#### Your objective:
Output the full material exactly as it appears here.
begin
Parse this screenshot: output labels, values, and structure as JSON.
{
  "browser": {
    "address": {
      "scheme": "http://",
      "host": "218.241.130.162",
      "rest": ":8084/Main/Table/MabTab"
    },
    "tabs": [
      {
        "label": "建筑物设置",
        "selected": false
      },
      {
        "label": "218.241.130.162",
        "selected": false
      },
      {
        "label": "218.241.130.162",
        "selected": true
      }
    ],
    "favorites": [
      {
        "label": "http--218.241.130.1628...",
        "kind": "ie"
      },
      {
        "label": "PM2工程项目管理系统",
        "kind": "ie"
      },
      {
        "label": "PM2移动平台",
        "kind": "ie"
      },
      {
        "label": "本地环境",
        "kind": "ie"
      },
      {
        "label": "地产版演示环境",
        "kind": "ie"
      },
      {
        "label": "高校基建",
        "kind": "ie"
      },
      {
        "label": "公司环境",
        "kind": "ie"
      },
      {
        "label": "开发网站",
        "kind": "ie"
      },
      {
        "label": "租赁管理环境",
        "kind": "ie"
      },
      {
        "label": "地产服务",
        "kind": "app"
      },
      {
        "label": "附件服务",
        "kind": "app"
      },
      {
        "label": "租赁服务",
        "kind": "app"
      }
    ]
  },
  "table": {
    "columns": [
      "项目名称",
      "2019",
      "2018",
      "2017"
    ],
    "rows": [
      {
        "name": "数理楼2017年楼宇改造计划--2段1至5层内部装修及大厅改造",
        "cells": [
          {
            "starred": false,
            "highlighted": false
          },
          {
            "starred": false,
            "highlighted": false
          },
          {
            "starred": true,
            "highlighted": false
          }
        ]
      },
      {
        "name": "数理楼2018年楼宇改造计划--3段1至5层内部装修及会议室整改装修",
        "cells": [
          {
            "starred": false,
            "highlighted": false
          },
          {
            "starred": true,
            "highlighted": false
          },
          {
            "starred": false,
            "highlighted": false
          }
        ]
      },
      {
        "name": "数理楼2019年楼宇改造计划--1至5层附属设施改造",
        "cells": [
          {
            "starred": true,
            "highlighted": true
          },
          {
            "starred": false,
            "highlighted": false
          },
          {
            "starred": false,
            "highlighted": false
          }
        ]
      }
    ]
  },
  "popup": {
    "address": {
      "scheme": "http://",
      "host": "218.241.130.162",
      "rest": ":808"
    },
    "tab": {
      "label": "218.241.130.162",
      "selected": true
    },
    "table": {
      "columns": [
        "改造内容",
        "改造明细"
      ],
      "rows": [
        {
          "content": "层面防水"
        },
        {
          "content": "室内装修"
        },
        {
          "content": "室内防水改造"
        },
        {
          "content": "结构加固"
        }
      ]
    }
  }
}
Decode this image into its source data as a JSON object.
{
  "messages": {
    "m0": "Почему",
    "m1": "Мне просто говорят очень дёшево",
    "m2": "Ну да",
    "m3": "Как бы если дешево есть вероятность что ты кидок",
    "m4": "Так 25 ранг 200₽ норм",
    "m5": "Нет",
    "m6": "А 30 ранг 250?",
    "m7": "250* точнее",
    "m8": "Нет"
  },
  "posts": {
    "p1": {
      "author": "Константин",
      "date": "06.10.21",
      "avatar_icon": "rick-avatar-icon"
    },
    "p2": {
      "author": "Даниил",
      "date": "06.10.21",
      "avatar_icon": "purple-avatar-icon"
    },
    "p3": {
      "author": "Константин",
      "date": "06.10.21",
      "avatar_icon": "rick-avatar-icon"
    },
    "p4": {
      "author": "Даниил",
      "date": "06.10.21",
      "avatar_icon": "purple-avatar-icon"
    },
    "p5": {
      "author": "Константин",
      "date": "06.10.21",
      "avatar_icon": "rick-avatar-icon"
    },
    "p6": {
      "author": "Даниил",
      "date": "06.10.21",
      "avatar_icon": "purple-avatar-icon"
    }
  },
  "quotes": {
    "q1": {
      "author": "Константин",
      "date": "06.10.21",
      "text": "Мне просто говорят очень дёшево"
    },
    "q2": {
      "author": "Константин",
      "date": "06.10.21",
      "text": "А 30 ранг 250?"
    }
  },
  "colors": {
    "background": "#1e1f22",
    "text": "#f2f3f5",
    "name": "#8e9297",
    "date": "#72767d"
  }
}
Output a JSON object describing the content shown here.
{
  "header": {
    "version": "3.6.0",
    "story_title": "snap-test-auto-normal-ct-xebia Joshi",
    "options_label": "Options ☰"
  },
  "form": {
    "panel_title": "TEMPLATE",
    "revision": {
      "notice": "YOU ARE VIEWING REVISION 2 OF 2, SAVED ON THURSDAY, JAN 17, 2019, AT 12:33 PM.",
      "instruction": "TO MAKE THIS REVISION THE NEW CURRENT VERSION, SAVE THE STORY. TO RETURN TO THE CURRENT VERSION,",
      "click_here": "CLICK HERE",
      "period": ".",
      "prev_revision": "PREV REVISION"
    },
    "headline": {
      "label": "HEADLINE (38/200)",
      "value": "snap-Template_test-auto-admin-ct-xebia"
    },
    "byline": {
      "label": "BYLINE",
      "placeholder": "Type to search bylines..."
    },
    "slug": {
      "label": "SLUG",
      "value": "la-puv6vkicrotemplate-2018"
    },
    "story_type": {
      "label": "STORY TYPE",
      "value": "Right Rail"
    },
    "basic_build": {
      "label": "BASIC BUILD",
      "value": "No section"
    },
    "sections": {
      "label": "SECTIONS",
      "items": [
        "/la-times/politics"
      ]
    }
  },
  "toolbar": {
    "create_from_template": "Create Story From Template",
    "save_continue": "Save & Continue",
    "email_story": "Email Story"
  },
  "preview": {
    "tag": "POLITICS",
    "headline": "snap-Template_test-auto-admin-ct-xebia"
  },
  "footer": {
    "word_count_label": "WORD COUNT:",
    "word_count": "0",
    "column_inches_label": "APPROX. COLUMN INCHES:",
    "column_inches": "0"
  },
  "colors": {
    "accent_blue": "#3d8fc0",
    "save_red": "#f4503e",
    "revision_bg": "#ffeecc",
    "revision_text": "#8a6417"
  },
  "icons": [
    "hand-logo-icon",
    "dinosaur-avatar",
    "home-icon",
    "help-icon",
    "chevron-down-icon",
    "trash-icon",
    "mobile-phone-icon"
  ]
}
end
#### Exercise output:
Parse this screenshot: output labels, values, and structure as JSON.
{
  "browser": {
    "address": {
      "scheme": "http://",
      "host": "218.241.130.162",
      "rest": ":8084/Main/Table/MabTab"
    },
    "tabs": [
      {
        "label": "建筑物设置",
        "selected": false
      },
      {
        "label": "218.241.130.162",
        "selected": false
      },
      {
        "label": "218.241.130.162",
        "selected": true
      }
    ],
    "favorites": [
      {
        "label": "http--218.241.130.1628...",
        "kind": "ie"
      },
      {
        "label": "PM2工程项目管理系统",
        "kind": "ie"
      },
      {
        "label": "PM2移动平台",
        "kind": "ie"
      },
      {
        "label": "本地环境",
        "kind": "ie"
      },
      {
        "label": "地产版演示环境",
        "kind": "ie"
      },
      {
        "label": "高校基建",
        "kind": "ie"
      },
      {
        "label": "公司环境",
        "kind": "ie"
      },
      {
        "label": "开发网站",
        "kind": "ie"
      },
      {
        "label": "租赁管理环境",
        "kind": "ie"
      },
      {
        "label": "地产服务",
        "kind": "app"
      },
      {
        "label": "附件服务",
        "kind": "app"
      },
      {
        "label": "租赁服务",
        "kind": "app"
      }
    ]
  },
  "table": {
    "columns": [
      "项目名称",
      "2019",
      "2018",
      "2017"
    ],
    "rows": [
      {
        "name": "数理楼2017年楼宇改造计划--2段1至5层内部装修及大厅改造",
        "cells": [
          {
            "starred": false,
            "highlighted": false
          },
          {
            "starred": false,
            "highlighted": false
          },
          {
            "starred": true,
            "highlighted": false
          }
        ]
      },
      {
        "name": "数理楼2018年楼宇改造计划--3段1至5层内部装修及会议室整改装修",
        "cells": [
          {
            "starred": false,
            "highlighted": false
          },
          {
            "starred": true,
            "highlighted": false
          },
          {
            "starred": false,
            "highlighted": false
          }
        ]
      },
      {
        "name": "数理楼2019年楼宇改造计划--1至5层附属设施改造",
        "cells": [
          {
            "starred": true,
            "highlighted": true
          },
          {
            "starred": false,
            "highlighted": false
          },
          {
            "starred": false,
            "highlighted": false
          }
        ]
      }
    ]
  },
  "popup": {
    "address": {
      "scheme": "http://",
      "host": "218.241.130.162",
      "rest": ":808"
    },
    "tab": {
      "label": "218.241.130.162",
      "selected": true
    },
    "table": {
      "columns": [
        "改造内容",
        "改造明细"
      ],
      "rows": [
        {
          "content": "层面防水"
        },
        {
          "content": "室内装修"
        },
        {
          "content": "室内防水改造"
        },
        {
          "content": "结构加固"
        }
      ]
    }
  }
}
Decode this image into its source data as a JSON object.
{
  "messages": {
    "m0": "Почему",
    "m1": "Мне просто говорят очень дёшево",
    "m2": "Ну да",
    "m3": "Как бы если дешево есть вероятность что ты кидок",
    "m4": "Так 25 ранг 200₽ норм",
    "m5": "Нет",
    "m6": "А 30 ранг 250?",
    "m7": "250* точнее",
    "m8": "Нет"
  },
  "posts": {
    "p1": {
      "author": "Константин",
      "date": "06.10.21",
      "avatar_icon": "rick-avatar-icon"
    },
    "p2": {
      "author": "Даниил",
      "date": "06.10.21",
      "avatar_icon": "purple-avatar-icon"
    },
    "p3": {
      "author": "Константин",
      "date": "06.10.21",
      "avatar_icon": "rick-avatar-icon"
    },
    "p4": {
      "author": "Даниил",
      "date": "06.10.21",
      "avatar_icon": "purple-avatar-icon"
    },
    "p5": {
      "author": "Константин",
      "date": "06.10.21",
      "avatar_icon": "rick-avatar-icon"
    },
    "p6": {
      "author": "Даниил",
      "date": "06.10.21",
      "avatar_icon": "purple-avatar-icon"
    }
  },
  "quotes": {
    "q1": {
      "author": "Константин",
      "date": "06.10.21",
      "text": "Мне просто говорят очень дёшево"
    },
    "q2": {
      "author": "Константин",
      "date": "06.10.21",
      "text": "А 30 ранг 250?"
    }
  },
  "colors": {
    "background": "#1e1f22",
    "text": "#f2f3f5",
    "name": "#8e9297",
    "date": "#72767d"
  }
}
Output a JSON object describing the content shown here.
{
  "header": {
    "version": "3.6.0",
    "story_title": "snap-test-auto-normal-ct-xebia Joshi",
    "options_label": "Options ☰"
  },
  "form": {
    "panel_title": "TEMPLATE",
    "revision": {
      "notice": "YOU ARE VIEWING REVISION 2 OF 2, SAVED ON THURSDAY, JAN 17, 2019, AT 12:33 PM.",
      "instruction": "TO MAKE THIS REVISION THE NEW CURRENT VERSION, SAVE THE STORY. TO RETURN TO THE CURRENT VERSION,",
      "click_here": "CLICK HERE",
      "period": ".",
      "prev_revision": "PREV REVISION"
    },
    "headline": {
      "label": "HEADLINE (38/200)",
      "value": "snap-Template_test-auto-admin-ct-xebia"
    },
    "byline": {
      "label": "BYLINE",
      "placeholder": "Type to search bylines..."
    },
    "slug": {
      "label": "SLUG",
      "value": "la-puv6vkicrotemplate-2018"
    },
    "story_type": {
      "label": "STORY TYPE",
      "value": "Right Rail"
    },
    "basic_build": {
      "label": "BASIC BUILD",
      "value": "No section"
    },
    "sections": {
      "label": "SECTIONS",
      "items": [
        "/la-times/politics"
      ]
    }
  },
  "toolbar": {
    "create_from_template": "Create Story From Template",
    "save_continue": "Save & Continue",
    "email_story": "Email Story"
  },
  "preview": {
    "tag": "POLITICS",
    "headline": "snap-Template_test-auto-admin-ct-xebia"
  },
  "footer": {
    "word_count_label": "WORD COUNT:",
    "word_count": "0",
    "column_inches_label": "APPROX. COLUMN INCHES:",
    "column_inches": "0"
  },
  "colors": {
    "accent_blue": "#3d8fc0",
    "save_red": "#f4503e",
    "revision_bg": "#ffeecc",
    "revision_text": "#8a6417"
  },
  "icons": [
    "hand-logo-icon",
    "dinosaur-avatar",
    "home-icon",
    "help-icon",
    "chevron-down-icon",
    "trash-icon",
    "mobile-phone-icon"
  ]
}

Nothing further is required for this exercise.